Exercise brief :: Only a number is expected: how many lines in the data below contain the word "circle".

+ + + +

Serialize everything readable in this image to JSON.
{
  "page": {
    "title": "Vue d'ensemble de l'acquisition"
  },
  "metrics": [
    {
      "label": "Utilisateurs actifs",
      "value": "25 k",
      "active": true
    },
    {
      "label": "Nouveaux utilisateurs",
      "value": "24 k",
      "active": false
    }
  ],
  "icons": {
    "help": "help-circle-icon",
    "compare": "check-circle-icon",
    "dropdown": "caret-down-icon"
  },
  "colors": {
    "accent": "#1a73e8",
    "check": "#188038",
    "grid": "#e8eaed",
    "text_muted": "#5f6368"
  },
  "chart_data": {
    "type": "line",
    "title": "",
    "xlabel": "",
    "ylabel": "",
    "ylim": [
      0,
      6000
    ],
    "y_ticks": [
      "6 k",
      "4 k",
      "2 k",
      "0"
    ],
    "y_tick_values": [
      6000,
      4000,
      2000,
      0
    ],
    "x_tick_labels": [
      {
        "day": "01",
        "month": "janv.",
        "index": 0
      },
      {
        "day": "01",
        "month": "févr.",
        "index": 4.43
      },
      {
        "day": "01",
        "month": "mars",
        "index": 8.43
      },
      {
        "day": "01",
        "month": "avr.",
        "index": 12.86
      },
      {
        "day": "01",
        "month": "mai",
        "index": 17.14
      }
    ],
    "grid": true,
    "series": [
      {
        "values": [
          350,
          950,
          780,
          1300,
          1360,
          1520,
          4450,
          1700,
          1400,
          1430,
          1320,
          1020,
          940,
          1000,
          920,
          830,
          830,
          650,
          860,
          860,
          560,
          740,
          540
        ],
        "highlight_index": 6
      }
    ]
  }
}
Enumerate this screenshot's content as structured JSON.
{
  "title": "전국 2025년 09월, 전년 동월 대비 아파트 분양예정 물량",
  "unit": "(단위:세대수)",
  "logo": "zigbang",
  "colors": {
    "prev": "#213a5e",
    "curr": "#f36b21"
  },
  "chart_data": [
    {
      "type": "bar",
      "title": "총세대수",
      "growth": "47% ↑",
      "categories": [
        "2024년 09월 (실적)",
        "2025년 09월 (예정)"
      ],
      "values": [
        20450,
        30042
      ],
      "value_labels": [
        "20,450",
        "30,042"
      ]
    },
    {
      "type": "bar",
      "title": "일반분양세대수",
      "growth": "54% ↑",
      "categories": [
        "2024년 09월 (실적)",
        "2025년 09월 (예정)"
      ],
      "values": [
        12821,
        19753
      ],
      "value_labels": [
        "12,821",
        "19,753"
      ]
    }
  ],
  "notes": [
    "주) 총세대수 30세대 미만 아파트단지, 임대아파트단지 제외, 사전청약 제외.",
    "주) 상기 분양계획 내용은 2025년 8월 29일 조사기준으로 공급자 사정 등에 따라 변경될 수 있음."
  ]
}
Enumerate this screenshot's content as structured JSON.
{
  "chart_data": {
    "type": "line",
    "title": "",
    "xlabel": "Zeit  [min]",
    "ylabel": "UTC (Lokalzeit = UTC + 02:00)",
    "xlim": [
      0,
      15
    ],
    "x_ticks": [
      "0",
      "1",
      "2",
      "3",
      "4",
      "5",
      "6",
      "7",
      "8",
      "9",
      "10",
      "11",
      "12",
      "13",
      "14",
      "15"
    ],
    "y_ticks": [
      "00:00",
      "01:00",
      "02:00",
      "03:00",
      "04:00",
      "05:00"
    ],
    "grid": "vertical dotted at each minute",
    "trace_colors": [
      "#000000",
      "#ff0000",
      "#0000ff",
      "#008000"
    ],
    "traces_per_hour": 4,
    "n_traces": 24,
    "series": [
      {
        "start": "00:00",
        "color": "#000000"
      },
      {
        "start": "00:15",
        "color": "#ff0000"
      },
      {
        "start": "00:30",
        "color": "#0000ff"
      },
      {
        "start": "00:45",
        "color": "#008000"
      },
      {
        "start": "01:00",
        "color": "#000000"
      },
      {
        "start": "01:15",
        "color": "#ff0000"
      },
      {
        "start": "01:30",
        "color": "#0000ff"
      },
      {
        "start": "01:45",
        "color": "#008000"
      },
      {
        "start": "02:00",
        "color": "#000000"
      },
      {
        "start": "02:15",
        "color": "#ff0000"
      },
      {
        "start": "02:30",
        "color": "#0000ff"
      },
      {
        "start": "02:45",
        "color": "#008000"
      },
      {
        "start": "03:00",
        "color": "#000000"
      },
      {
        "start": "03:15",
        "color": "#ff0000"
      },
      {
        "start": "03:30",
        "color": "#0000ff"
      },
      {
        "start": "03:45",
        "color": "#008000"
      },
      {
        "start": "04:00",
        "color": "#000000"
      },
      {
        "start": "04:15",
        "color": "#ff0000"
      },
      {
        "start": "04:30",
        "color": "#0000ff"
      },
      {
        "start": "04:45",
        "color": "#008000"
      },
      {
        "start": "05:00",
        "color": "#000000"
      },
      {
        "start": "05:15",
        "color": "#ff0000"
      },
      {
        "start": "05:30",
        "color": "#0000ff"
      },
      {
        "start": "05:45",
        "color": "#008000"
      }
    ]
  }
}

+ + + +

Solution to the problem :: 2